Paul A. Yurachek, a certified financial planner, took questions and comments on Federal Diary Live, which is hosted by Stephen Barr, the Post's Federal Diary columnist.
Yurachek is a cofounder of Dennis M. Gurtz and Associates, a division of American Express Financial Advisors Inc., in Bethesda, Md. Yurachek began his professional career as an Internal Revenue Service agent. He later worked for an accounting firm before helping form Gurtz and Associates in late 1982.
Yurachek received his bachelor's degree from the College of William and Mary and a law degree from George Mason University. He has been admitted to practice before several courts, including the U.S. Tax Court and the Supreme Court. He speaks on financial and tax planning to numerous federal agencies and professional organizations, including the FBI, the Federal Executive Institute and the American Society of Association Executives. In 1991, he served as president of the National Capital Chapter of the International Association for Financial Planning.
The transcript follows.
Editor's Note: Washingtonpost.com moderators retain editorial control over Live Online discussions and choose the most relevant questions for guests and hosts; guests and hosts can decline to answer questions.
Stephen Barr: Many thanks to all of you taking time to participate in this discussion, especially Paul Yurachek of American Express Financial Advisers in Bethesda. Paul, to get to this discussion rolling, let me ask you for an overview on the stock market. The market was down for about three years; stocks are volatile now; where do you see things going?

• _YOUR OBJECTIVE_: According to the Federal Diary Live introduction, when did Yurachek help form Gurtz and Associates? The material comes from a different source than the text.

• _GIVEN INFORMATION_:

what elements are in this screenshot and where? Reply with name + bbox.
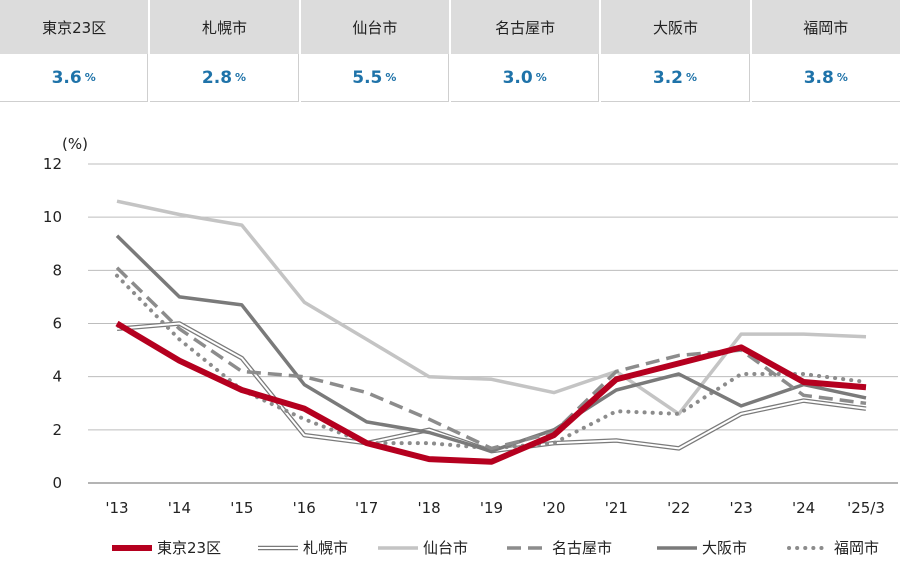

• _ANSWER TO THIS TASK_: In late 1982.